Ausgewählter Text:
◆ ◆ ◆ ◆

Nein, die überlegen sich, wie sie noch mehr billige Kalorien in den Menschen reinstopfen, um noch mehr zu verdienen. Da ist es hilfreich, wenn sie Leute mit Aromastoffen, mit visuellen Tricks, mit einem bestimmten Salz-Fett- oder Zucker-Fett-Verhältnis in eine Art Sucht treiben, damit Leute das immer wieder kaufen. Und: Das funktioniert sehr gut.
Wie kann man sich gegen diese Mechanismen wehren?
Es gibt da eine Regel: Kaufen Sie nichts, für das im Fernsehen Werbung gemacht wird, und nichts, was auf großen Plakaten beworben wird. Kein regionaler Anbieter kann sich eine solche Werbung leisten. Kinder sind besonders anfällig für Werbung. Wir haben eine völlig absurde Situation: Einerseits werden wir manipuliert und verführt, und die gleiche Industrie schreit aber was von Eigenverantwortung. Die meisten Menschen haben keine Wahl. Ökologische, frische Lebensmittel sind nicht überall zu bekommen. Ich wohne in der Uckermark. Ich muss mir mein Biohuhn aus Berlin schicken lassen.

◆ ◆ ◆ ◆

Bereitgestelltes Material:

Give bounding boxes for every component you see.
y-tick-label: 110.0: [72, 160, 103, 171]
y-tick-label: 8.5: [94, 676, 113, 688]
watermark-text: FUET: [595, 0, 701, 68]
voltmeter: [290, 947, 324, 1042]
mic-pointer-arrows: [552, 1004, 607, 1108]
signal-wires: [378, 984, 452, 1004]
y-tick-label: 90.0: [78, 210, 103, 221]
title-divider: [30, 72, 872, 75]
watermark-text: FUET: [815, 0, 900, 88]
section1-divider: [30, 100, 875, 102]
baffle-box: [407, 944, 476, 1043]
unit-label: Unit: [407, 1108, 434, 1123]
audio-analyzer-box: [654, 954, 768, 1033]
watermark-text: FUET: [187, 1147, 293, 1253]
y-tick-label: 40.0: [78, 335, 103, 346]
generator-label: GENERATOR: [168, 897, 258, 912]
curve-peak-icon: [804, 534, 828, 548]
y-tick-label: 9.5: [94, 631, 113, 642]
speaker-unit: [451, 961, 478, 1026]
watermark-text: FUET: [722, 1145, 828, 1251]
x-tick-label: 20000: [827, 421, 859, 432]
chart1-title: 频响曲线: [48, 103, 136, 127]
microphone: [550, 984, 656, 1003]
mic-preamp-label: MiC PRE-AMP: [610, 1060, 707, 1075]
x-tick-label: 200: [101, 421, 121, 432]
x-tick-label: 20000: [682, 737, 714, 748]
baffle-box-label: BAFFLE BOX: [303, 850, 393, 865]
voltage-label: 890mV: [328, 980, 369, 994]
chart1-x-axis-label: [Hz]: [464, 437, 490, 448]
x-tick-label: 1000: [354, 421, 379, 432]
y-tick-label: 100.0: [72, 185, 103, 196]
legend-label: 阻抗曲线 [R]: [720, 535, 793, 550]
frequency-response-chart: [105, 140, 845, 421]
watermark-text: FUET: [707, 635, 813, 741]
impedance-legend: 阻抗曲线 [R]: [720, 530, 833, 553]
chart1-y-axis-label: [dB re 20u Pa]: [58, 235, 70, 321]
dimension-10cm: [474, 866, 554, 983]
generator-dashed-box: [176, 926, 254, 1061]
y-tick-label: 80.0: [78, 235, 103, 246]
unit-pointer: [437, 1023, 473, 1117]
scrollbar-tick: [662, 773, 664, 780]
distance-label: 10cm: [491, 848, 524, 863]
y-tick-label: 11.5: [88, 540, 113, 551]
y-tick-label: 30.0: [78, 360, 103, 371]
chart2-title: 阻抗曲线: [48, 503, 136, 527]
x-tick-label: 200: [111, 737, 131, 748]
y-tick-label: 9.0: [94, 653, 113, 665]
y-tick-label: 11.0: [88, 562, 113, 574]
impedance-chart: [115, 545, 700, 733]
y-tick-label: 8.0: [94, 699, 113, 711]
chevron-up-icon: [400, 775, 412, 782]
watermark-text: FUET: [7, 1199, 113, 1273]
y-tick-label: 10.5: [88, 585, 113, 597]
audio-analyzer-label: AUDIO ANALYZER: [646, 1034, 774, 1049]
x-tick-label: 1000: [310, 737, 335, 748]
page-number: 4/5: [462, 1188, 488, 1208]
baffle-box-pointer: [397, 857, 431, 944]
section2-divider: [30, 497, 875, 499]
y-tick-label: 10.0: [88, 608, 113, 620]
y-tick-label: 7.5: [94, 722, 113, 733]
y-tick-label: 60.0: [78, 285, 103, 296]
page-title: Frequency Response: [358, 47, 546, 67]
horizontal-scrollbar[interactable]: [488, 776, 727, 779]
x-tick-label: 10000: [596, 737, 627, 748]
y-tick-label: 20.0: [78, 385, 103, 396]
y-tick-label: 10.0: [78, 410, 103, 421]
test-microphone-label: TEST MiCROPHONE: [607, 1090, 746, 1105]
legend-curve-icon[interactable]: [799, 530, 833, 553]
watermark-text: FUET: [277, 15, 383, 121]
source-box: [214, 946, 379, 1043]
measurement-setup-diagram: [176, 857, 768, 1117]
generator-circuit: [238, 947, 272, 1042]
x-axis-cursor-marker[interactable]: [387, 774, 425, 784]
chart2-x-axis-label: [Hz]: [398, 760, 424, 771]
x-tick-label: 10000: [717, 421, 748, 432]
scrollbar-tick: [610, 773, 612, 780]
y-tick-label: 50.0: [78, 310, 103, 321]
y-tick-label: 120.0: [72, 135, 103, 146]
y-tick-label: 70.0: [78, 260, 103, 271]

◆ ◆ ◆ ◆

Aufgaben:
a - Wo wohnt die befragte Person laut dem Interview über die Lebensmittelindustrie?
b - Führe das Interview über die Lebensmittelindustrie nach seinem letzten Satz weiter.

Ergebnisse in Reihenfolge:
a - In der Uckermark.

b -
Das ist wirklich absurd.
Es gibt in Deutschland ein bis zwei Prozent Bioschweinefleisch. Also kann ich nicht sagen, jeder hat die Wahl. Es gibt zehn Nahrungsmittelkonzerne, die so viele Schwesterfirmen haben, die aus den immer gleichen Grundprodukten rund 80 000 verschiedene Produkte machen. Alle eingeschweißt, genormt, in Plastik verpackt, mit grellen Farben, mit Abziehbildern, damit im Supermarkt eine Vielfalt vorgegaukelt wird, die es nicht gibt.
Hilft ein Werbeverbot für Kinder, um sie vor Lebensmitteln mit zu viel Salz, Fett und Zucker zu schützen, wie Sie es mit Ihrer Stiftung mit anderen Organisationen in einem offenen Brief an die Koalition fordern?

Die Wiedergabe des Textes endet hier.